Locate every line in the material below that has the word "JSON". Copy each of those lines.

— START Provided data —

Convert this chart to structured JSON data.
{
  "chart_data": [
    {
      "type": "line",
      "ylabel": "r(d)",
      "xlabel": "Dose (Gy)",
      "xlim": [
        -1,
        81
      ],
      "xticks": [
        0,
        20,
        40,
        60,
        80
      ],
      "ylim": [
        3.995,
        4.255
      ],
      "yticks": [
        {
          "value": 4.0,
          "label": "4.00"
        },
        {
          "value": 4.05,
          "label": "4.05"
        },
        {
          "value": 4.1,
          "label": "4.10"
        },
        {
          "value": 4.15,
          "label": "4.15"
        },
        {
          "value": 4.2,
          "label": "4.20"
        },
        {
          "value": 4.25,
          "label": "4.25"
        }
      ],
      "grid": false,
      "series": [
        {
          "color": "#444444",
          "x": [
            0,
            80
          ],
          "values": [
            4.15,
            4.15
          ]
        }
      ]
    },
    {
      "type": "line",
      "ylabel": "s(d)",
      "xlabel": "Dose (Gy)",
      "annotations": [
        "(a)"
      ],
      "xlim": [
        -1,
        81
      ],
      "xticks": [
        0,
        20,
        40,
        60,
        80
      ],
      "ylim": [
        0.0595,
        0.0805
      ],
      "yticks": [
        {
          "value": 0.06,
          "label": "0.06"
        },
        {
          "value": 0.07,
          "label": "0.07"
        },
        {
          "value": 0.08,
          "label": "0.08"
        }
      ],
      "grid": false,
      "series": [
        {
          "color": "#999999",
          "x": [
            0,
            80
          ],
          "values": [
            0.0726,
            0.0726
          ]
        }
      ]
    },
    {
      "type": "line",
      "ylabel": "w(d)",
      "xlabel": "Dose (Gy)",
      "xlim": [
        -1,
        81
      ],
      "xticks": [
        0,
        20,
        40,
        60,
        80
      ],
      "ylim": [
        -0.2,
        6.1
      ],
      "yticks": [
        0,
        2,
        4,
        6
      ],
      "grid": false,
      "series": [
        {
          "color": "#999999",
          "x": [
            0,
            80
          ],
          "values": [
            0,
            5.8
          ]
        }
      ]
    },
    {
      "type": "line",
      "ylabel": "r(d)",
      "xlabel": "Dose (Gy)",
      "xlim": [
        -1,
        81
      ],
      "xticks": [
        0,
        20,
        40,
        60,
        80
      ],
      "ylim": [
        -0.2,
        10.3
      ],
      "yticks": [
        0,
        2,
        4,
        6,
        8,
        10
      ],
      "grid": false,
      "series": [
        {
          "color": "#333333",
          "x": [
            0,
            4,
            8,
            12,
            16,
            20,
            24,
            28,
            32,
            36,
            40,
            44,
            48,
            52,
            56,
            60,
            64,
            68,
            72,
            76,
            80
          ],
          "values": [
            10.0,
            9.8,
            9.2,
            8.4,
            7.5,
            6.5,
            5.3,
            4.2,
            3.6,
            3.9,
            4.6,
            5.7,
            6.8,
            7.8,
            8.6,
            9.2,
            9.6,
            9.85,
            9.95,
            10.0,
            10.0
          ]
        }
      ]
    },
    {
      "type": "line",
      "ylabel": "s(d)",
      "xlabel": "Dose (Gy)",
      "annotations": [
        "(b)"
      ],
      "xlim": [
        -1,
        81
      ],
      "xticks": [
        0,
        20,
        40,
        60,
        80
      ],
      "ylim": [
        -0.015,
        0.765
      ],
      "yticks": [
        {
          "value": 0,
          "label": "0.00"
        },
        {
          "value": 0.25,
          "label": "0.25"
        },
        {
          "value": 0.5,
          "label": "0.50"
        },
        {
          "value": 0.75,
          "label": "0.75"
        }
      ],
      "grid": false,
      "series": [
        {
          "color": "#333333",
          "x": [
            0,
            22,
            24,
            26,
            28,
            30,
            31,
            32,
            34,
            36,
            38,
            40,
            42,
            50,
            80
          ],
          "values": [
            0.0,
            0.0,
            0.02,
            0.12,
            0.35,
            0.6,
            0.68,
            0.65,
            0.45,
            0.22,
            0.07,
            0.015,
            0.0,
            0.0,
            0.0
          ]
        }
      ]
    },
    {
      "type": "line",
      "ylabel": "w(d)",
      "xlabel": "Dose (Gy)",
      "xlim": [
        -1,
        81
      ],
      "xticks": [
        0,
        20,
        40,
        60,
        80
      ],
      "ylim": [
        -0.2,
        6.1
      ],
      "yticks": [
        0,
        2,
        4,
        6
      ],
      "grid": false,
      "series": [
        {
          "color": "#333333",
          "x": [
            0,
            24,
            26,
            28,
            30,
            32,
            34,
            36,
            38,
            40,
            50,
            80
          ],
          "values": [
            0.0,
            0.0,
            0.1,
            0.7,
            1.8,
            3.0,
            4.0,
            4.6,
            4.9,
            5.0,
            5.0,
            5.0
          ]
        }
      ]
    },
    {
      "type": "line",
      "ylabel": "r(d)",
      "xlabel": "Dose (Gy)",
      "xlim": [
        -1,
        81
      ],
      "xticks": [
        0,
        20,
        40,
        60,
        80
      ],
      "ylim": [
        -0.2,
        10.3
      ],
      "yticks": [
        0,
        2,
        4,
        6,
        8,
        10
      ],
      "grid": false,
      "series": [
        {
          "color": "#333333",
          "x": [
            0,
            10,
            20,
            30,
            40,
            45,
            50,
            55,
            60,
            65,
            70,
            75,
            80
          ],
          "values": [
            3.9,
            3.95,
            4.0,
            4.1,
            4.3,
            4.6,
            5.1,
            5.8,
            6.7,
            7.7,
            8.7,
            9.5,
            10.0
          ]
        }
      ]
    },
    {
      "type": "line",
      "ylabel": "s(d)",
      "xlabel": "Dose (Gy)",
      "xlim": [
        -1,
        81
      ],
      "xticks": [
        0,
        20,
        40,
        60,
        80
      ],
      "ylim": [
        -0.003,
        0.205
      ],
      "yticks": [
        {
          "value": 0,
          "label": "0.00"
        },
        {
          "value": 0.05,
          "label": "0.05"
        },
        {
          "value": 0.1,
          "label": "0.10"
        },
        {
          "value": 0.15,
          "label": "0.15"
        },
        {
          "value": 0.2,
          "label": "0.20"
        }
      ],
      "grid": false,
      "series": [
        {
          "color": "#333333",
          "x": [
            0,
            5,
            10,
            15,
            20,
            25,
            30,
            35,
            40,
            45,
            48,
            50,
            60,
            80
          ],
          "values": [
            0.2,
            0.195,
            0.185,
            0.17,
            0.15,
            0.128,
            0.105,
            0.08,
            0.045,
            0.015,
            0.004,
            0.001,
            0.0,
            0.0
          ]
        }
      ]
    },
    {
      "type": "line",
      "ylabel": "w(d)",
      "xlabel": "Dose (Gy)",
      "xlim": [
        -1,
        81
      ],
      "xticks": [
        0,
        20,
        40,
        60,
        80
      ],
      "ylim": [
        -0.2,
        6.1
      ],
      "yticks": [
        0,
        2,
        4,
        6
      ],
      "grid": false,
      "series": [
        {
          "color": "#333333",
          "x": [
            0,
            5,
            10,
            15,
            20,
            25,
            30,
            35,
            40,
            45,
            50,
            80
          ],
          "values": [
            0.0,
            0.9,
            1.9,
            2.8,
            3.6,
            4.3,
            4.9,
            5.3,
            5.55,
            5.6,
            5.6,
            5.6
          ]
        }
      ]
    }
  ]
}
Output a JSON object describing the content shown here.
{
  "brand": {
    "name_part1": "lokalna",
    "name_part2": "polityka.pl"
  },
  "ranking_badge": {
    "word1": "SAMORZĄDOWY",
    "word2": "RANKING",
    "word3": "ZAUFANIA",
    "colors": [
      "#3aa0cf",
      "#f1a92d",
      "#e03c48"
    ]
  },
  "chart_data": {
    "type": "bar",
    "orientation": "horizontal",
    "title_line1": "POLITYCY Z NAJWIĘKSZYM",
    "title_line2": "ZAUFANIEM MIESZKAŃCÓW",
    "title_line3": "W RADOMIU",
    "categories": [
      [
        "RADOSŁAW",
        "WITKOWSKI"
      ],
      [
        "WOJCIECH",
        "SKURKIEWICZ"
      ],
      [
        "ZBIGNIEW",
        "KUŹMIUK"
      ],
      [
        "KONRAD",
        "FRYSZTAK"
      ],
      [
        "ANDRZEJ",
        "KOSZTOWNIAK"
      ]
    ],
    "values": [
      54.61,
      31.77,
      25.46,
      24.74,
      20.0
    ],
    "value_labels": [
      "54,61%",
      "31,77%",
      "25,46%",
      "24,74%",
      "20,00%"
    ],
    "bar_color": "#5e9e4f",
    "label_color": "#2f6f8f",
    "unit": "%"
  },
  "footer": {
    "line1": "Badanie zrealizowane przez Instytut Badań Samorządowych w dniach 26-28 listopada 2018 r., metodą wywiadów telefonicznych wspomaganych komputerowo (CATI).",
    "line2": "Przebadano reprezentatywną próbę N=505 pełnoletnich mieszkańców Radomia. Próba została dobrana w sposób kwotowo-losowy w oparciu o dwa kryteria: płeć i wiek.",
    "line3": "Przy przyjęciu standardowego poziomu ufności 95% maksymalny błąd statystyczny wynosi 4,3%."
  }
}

— END Provided data —

* Answer to the task:
Convert this chart to structured JSON data.
Output a JSON object describing the content shown here.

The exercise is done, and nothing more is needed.